# Start of RECORDS TO USE
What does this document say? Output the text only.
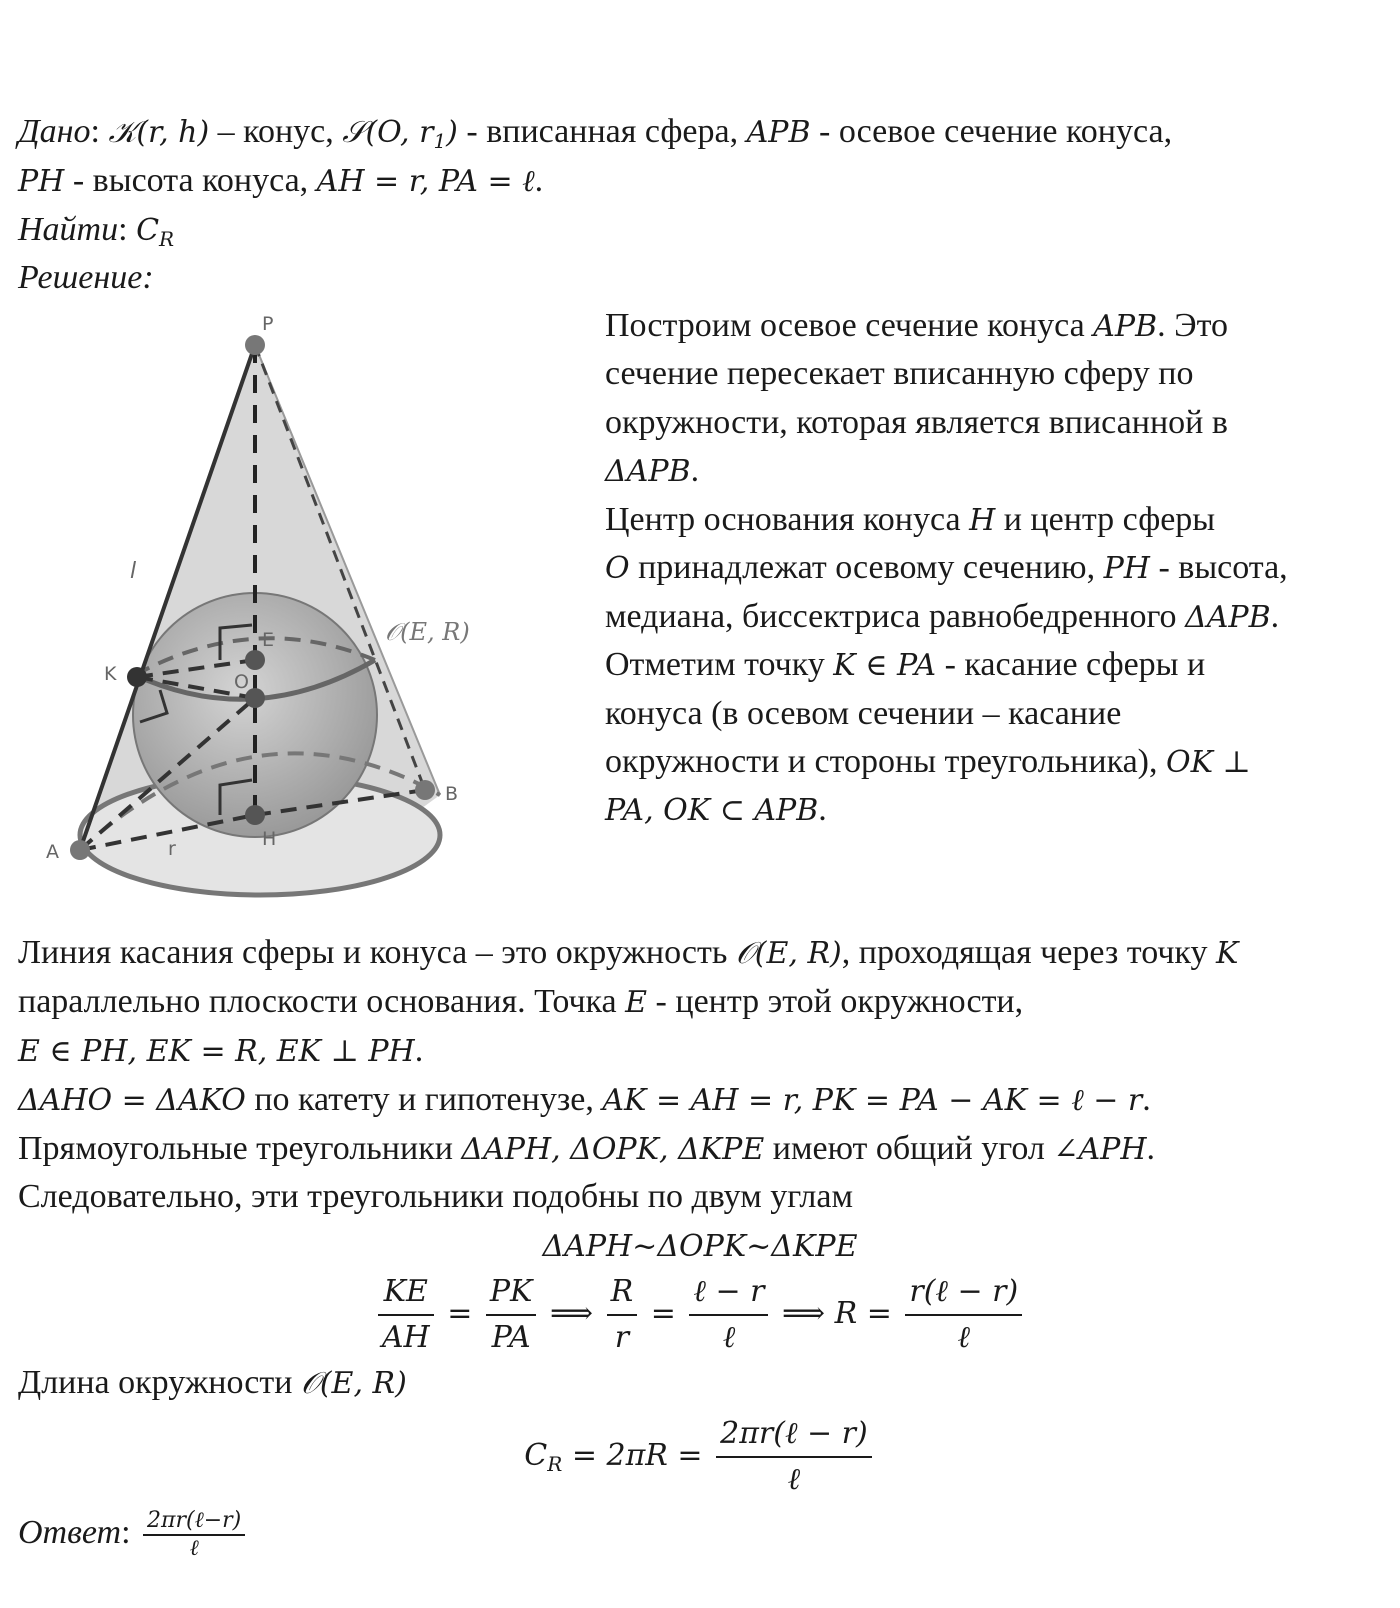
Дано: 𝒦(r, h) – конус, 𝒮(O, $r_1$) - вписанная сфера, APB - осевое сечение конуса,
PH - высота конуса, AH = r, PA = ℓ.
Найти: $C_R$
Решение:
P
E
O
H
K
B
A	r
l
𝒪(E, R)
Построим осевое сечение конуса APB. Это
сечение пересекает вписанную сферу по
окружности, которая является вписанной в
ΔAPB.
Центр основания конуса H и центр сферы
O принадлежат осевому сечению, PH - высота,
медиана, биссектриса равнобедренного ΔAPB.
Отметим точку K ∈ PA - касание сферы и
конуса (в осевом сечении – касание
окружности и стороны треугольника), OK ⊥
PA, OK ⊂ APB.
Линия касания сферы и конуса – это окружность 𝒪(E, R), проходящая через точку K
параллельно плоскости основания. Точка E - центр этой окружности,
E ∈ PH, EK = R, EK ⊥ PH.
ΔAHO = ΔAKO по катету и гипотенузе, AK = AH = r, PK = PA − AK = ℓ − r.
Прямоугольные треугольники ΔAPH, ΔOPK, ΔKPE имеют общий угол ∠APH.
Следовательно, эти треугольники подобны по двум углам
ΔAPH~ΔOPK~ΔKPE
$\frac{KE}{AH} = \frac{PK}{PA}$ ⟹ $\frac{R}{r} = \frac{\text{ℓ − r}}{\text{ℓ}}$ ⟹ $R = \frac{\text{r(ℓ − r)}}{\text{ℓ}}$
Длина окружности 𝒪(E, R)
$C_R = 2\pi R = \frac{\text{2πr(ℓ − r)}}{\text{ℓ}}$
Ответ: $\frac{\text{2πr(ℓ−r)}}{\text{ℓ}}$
# End of RECORDS TO USE
■ BRIEF
Write out the full set of lines verbatim, without the pictures.

■ RESULT OF THIS TASK
What does this document say? Output the text only.
Дано: 𝒦(r, h) – конус, 𝒮(O, $r_1$) - вписанная сфера, APB - осевое сечение конуса,
PH - высота конуса, AH = r, PA = ℓ.
Найти: $C_R$
Решение:
P
E
O
H
K
B
A	r
l
𝒪(E, R)
Построим осевое сечение конуса APB. Это
сечение пересекает вписанную сферу по
окружности, которая является вписанной в
ΔAPB.
Центр основания конуса H и центр сферы
O принадлежат осевому сечению, PH - высота,
медиана, биссектриса равнобедренного ΔAPB.
Отметим точку K ∈ PA - касание сферы и
конуса (в осевом сечении – касание
окружности и стороны треугольника), OK ⊥
PA, OK ⊂ APB.
Линия касания сферы и конуса – это окружность 𝒪(E, R), проходящая через точку K
параллельно плоскости основания. Точка E - центр этой окружности,
E ∈ PH, EK = R, EK ⊥ PH.
ΔAHO = ΔAKO по катету и гипотенузе, AK = AH = r, PK = PA − AK = ℓ − r.
Прямоугольные треугольники ΔAPH, ΔOPK, ΔKPE имеют общий угол ∠APH.
Следовательно, эти треугольники подобны по двум углам
ΔAPH~ΔOPK~ΔKPE
$\frac{KE}{AH} = \frac{PK}{PA}$ ⟹ $\frac{R}{r} = \frac{\text{ℓ − r}}{\text{ℓ}}$ ⟹ $R = \frac{\text{r(ℓ − r)}}{\text{ℓ}}$
Длина окружности 𝒪(E, R)
$C_R = 2\pi R = \frac{\text{2πr(ℓ − r)}}{\text{ℓ}}$
Ответ: $\frac{\text{2πr(ℓ−r)}}{\text{ℓ}}$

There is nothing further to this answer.